══ PAGE TEXT

BUGA Fiber Pavilion
ICDITKE, University of Stuttgart
Embedded in the landscape of the Bundesgartenschau (Germany’s biennial horticultural show), the BUGA Fiber Pavilion offers visitors a futuristic architectural experience, after years of biomimetic research at the University of Stuttgart.
The pavilion demonstrates how combining cutting-edge computational technologies, with construction principles found in nature, enables truly novel and genuinely digital building systems. The pavilion’s structure is robotically produced from advanced fiber composites, not only highly effective and exceptionally lightweight, but also providing a distinctive yet authentic architectural expression in an extraordinary spatial experience.
In biology, most load-bearing structures are fiber composites, such as cellulose, chitin or collagen, and a matrix material that supports them and maintains their relative position. The performance and resource-efficiency of biological structures stems from these fibrous systems. Their organization, directionality and density is finely tuned and locally varied in order to ensure that material is only placed where it is needed.
The BUGA Fiber Pavilion aims to transfer this biological principle into architecture. Manmade composites, such as glass- or carbon-fiber-reinforced plastics, are ideally suited for such an approach, because they share fundamental characteristics with natural composites.

════
══ RECORDED DATA

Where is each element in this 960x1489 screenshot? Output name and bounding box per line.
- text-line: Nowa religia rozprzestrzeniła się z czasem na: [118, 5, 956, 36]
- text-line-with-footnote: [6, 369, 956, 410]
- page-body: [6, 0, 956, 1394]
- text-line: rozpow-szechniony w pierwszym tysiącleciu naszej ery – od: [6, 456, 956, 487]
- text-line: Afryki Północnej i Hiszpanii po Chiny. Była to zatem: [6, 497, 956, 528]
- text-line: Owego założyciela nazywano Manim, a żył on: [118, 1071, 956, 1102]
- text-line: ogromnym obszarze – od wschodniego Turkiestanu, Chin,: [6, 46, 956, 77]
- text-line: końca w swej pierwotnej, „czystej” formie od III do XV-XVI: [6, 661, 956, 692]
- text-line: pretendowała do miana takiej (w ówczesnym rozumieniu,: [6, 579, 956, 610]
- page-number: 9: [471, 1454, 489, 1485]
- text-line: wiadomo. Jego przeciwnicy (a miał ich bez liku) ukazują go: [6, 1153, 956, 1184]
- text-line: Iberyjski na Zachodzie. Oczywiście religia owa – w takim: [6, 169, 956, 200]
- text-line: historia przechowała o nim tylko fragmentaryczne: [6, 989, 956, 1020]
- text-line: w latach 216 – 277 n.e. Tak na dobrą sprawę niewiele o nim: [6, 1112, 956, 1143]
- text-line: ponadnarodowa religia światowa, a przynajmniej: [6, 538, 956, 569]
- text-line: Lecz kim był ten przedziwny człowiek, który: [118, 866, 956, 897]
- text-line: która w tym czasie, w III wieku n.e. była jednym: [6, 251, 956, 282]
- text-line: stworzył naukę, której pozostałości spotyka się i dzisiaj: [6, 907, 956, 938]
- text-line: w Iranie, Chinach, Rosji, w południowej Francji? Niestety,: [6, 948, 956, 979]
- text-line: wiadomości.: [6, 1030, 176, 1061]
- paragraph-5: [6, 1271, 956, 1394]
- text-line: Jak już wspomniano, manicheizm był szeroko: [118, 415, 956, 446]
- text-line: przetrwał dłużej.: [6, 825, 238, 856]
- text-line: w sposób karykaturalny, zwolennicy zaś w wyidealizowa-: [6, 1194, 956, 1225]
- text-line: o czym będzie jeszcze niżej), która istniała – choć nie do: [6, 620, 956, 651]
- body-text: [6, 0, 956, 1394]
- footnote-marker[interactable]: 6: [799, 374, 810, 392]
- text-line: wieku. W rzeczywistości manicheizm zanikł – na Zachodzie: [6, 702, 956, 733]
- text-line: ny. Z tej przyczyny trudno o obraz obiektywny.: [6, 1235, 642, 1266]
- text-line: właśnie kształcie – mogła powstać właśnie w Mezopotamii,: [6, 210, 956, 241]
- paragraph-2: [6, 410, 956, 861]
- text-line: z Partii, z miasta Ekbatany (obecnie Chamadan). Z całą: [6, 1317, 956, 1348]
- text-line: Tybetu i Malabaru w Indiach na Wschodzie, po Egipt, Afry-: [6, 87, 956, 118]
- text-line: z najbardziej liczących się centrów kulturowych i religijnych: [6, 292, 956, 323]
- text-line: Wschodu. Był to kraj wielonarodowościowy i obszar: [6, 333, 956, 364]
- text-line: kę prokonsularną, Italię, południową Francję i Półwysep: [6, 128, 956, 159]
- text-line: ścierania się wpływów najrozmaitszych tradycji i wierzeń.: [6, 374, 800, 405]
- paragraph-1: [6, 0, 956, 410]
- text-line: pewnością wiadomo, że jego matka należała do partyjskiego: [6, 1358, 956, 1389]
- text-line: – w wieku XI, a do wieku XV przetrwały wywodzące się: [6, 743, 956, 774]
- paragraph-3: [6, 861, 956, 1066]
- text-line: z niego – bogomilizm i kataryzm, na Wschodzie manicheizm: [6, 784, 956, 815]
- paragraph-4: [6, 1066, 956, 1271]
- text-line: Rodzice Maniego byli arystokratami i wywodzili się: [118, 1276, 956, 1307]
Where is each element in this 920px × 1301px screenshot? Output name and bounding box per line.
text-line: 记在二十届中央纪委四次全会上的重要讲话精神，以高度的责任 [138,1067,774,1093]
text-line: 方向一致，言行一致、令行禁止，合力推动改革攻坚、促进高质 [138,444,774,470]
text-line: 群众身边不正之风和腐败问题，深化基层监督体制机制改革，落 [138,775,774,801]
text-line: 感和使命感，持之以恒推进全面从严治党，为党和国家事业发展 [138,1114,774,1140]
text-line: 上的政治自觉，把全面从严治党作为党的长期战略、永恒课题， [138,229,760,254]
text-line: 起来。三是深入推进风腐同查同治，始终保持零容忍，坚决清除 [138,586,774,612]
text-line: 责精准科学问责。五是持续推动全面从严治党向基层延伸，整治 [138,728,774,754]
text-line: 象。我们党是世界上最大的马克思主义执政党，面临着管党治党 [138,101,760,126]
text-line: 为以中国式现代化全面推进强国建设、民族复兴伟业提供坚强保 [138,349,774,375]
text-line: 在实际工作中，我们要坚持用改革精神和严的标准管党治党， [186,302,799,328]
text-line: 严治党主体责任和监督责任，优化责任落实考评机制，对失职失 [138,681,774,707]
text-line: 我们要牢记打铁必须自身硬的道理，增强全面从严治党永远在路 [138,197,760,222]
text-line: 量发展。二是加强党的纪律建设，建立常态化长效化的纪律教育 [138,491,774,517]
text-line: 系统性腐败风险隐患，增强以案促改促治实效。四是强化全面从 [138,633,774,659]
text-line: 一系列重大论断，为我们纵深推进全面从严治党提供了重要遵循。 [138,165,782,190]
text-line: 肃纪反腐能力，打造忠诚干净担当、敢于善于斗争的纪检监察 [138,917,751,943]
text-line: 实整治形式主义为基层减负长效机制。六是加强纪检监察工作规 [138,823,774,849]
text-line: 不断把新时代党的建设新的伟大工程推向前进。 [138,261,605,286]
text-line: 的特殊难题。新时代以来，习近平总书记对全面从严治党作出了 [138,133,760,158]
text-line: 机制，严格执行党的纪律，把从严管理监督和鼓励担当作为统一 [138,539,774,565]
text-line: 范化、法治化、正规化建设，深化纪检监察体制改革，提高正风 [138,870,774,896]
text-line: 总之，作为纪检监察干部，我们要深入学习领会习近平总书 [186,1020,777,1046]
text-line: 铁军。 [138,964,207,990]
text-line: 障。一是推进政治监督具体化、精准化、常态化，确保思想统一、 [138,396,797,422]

════

*GOAL OF THE EXERCISE*
Transcribe the passage of the BUGA Fiber Pavilion text above that runs between "The BUGA Fiber Pavilion aims" and "with natural composites.", inclusive.

*YOUR RESPONSE*
The BUGA Fiber Pavilion aims to transfer this biological principle into architecture. Manmade composites, such as glass- or carbon-fiber-reinforced plastics, are ideally suited for such an approach, because they share fundamental characteristics with natural composites.